■ REQUIREMENT
Each line that contains the string "type" counts once; report how many such lines appear in the data, as a number only.

[Opening SUPPLIED RECORDS section]

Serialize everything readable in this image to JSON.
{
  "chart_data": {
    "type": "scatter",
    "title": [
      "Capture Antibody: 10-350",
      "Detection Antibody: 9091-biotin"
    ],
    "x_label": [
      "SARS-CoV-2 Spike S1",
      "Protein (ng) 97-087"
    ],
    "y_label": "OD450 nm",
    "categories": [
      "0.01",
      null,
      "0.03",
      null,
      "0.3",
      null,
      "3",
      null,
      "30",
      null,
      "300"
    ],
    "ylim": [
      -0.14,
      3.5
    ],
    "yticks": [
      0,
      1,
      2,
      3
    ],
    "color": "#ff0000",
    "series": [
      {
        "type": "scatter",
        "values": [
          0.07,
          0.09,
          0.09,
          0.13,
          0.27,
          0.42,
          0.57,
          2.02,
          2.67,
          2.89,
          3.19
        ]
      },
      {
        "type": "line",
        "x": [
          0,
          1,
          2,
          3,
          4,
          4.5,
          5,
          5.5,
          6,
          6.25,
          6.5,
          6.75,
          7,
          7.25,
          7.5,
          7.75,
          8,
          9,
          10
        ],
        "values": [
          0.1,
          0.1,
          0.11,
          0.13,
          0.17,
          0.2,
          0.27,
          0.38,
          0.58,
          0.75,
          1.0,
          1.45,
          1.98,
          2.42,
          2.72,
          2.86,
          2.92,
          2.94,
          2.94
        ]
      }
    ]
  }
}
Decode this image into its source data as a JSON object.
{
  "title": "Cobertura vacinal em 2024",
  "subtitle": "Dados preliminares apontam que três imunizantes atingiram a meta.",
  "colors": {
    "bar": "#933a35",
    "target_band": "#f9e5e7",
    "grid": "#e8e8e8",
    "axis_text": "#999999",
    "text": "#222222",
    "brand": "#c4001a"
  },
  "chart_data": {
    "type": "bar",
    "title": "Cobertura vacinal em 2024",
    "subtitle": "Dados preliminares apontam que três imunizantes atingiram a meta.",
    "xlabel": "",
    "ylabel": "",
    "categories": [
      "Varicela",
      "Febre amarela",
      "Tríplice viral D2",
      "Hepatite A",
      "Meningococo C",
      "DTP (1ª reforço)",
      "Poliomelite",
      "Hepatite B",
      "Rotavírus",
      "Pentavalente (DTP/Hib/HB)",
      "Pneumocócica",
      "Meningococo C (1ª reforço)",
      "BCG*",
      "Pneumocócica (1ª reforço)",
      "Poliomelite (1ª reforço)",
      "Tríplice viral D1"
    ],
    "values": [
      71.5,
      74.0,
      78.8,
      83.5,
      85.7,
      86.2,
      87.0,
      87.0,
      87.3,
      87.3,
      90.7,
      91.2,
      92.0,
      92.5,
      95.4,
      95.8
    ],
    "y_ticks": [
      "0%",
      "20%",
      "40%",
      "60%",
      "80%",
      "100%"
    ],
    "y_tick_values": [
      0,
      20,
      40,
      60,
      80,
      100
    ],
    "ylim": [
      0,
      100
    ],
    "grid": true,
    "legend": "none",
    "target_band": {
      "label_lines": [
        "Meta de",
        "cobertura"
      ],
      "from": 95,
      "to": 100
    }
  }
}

[Closing SUPPLIED RECORDS section]

■ OUTPUT OF THE TASK
4